PROBLEM DESCRIPTION: Extract each line holding the word "name" from the entries.

EXTRACTED RECORDS:
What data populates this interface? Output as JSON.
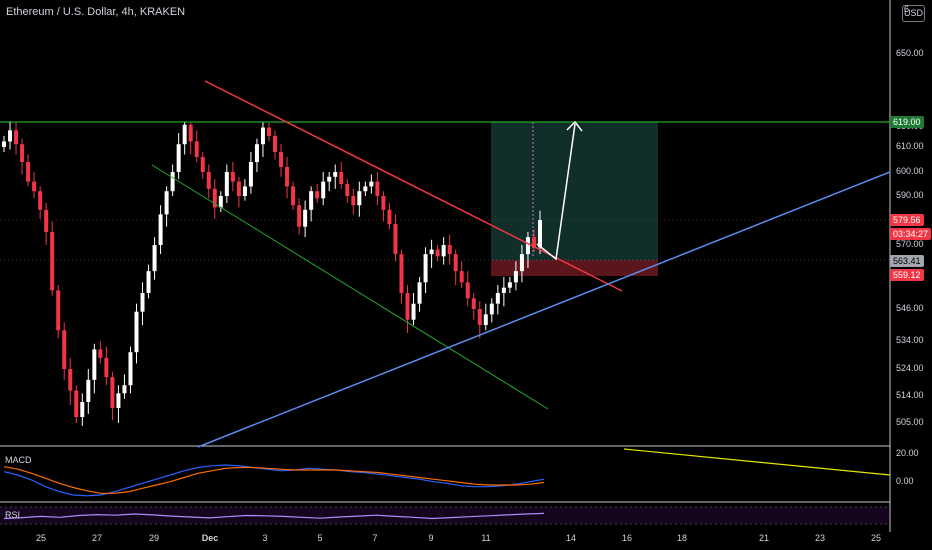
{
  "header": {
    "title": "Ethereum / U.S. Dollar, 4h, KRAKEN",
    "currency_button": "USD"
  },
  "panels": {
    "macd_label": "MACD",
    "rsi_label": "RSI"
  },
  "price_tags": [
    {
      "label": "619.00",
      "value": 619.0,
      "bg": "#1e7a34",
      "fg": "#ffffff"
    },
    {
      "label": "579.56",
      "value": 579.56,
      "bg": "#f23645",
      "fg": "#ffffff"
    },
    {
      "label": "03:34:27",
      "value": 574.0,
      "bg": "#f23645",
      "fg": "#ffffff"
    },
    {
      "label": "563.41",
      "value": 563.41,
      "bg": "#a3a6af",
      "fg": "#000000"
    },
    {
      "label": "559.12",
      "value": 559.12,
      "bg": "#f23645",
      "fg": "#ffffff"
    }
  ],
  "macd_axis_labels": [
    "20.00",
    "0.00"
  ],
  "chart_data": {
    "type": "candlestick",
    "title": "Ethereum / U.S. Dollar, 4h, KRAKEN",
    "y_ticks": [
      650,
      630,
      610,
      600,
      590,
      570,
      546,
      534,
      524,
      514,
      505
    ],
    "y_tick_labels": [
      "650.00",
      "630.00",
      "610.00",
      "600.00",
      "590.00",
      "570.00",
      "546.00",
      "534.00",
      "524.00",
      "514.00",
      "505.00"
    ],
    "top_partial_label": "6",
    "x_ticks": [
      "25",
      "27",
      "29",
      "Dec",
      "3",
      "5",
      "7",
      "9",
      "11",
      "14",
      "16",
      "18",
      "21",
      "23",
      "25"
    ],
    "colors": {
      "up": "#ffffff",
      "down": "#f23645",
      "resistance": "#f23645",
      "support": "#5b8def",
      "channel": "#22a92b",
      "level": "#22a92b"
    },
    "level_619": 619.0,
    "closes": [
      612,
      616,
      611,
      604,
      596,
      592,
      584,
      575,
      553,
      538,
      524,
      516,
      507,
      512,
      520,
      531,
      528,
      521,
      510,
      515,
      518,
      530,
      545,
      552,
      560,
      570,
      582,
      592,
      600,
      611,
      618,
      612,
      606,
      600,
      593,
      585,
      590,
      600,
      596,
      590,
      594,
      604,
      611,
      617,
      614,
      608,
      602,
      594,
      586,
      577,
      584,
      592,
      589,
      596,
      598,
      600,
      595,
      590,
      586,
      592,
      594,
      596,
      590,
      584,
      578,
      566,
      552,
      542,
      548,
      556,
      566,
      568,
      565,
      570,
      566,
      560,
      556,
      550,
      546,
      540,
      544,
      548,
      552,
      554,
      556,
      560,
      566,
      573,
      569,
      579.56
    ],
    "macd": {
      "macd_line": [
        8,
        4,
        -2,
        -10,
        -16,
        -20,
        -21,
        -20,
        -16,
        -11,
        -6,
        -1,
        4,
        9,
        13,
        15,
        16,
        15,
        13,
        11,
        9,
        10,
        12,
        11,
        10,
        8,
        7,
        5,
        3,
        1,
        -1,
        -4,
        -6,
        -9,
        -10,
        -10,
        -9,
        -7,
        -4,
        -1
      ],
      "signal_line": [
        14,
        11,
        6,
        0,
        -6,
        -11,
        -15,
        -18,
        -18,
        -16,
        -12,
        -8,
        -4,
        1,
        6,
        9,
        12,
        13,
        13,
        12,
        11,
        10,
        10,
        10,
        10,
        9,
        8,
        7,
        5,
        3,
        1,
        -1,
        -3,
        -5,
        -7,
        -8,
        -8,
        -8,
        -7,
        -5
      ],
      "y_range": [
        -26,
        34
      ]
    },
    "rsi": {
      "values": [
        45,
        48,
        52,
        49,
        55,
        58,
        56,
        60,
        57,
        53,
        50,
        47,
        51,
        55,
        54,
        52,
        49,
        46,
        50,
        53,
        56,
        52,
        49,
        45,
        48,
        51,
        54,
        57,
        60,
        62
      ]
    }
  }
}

...

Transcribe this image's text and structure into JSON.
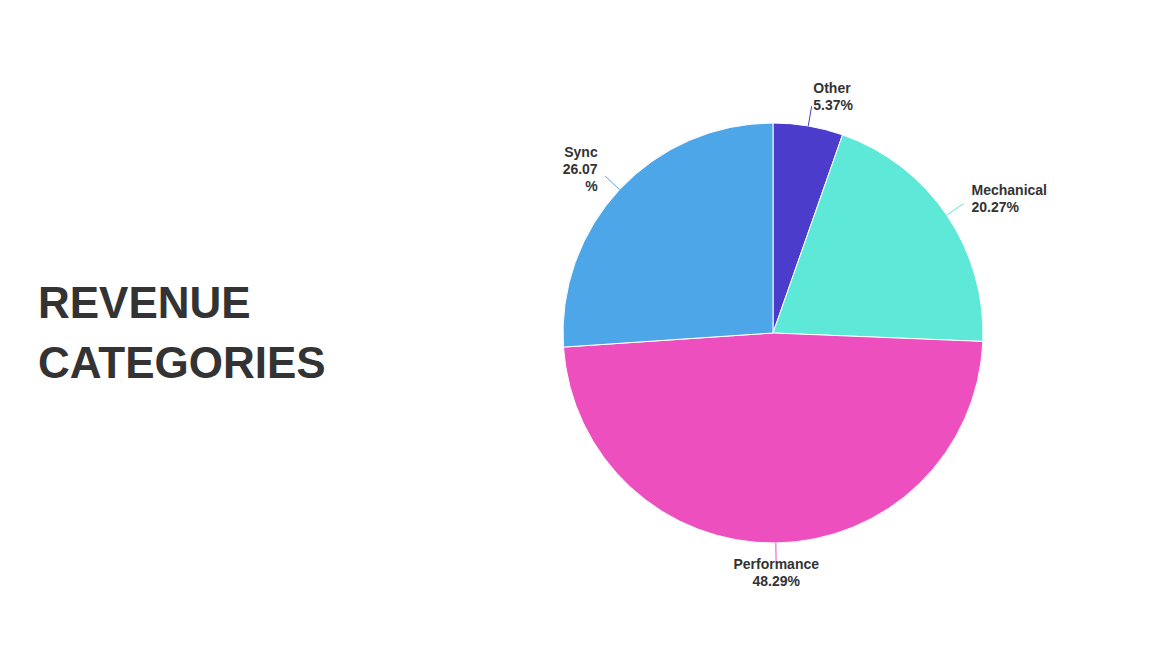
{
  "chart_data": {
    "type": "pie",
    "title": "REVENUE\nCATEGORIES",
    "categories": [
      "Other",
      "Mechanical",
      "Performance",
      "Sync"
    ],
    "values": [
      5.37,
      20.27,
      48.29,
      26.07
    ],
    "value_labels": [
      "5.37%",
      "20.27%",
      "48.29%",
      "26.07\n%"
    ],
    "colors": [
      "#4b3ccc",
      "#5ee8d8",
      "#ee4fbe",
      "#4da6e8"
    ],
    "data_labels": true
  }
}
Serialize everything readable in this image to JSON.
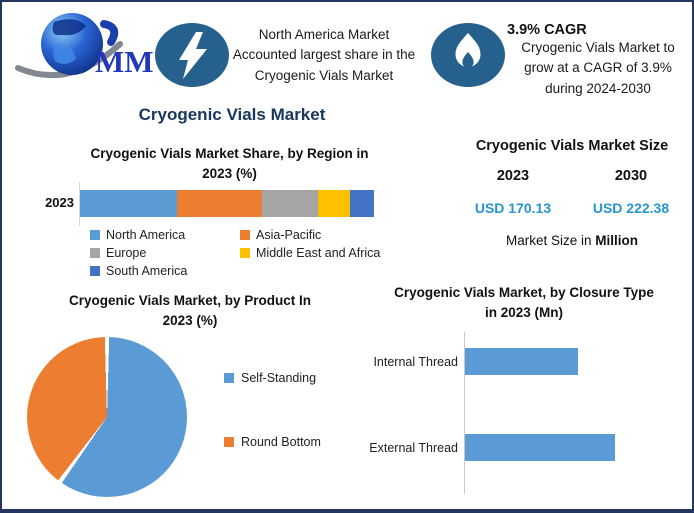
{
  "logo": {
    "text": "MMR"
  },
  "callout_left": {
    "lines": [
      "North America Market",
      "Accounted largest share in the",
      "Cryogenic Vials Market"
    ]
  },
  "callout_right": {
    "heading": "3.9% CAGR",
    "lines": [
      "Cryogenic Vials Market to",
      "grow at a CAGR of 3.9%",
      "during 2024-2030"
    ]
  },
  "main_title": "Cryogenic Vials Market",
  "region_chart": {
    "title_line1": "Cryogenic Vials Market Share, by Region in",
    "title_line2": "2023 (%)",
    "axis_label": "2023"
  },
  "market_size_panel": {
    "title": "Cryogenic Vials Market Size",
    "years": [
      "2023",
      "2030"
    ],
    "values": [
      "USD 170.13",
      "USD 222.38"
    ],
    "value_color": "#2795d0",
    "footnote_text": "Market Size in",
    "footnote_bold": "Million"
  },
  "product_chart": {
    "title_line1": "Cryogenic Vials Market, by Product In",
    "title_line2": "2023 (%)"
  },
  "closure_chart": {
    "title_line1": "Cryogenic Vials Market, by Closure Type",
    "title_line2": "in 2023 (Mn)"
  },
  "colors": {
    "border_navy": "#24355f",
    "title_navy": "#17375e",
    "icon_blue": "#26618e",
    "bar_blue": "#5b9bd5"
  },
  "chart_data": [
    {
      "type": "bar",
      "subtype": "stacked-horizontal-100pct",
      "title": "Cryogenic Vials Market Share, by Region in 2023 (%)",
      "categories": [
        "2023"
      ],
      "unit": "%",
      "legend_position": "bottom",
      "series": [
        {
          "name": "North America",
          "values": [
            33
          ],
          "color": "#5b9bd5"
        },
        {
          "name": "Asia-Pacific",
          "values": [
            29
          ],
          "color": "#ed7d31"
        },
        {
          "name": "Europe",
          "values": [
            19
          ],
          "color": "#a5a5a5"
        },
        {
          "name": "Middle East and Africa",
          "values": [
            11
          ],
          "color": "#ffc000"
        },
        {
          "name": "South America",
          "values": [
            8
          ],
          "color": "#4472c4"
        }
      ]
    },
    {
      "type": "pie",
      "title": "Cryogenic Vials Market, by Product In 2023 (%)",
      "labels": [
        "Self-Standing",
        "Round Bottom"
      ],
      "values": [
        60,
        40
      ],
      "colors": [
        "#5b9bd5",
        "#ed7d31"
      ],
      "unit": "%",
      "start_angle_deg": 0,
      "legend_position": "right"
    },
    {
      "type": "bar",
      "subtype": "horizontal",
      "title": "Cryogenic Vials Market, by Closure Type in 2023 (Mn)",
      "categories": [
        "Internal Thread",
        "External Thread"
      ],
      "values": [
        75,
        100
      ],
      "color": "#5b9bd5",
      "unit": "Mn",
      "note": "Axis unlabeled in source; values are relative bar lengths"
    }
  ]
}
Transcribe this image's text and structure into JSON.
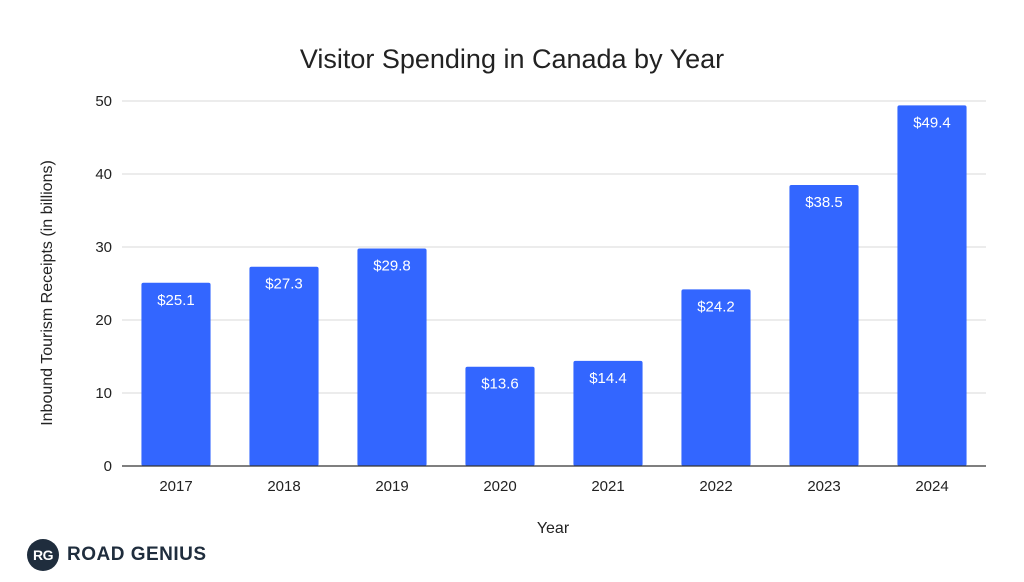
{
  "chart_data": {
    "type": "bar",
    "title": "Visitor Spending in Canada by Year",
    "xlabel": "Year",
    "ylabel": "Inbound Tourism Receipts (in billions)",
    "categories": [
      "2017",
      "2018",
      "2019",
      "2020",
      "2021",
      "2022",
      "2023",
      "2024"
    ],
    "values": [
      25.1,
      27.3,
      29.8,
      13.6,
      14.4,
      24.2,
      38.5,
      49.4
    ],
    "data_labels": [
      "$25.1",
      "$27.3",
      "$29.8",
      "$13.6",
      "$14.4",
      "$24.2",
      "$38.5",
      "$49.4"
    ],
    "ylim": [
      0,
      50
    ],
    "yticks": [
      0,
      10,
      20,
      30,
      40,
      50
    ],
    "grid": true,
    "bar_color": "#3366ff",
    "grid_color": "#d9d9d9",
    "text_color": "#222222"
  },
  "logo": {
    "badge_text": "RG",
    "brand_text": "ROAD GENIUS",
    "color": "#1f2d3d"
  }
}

EXERCISE RESPONSE:
          "name": "North America",
          "name": "Asia-Pacific",
          "name": "Europe",
          "name": "Middle East and Africa",
          "name": "South America",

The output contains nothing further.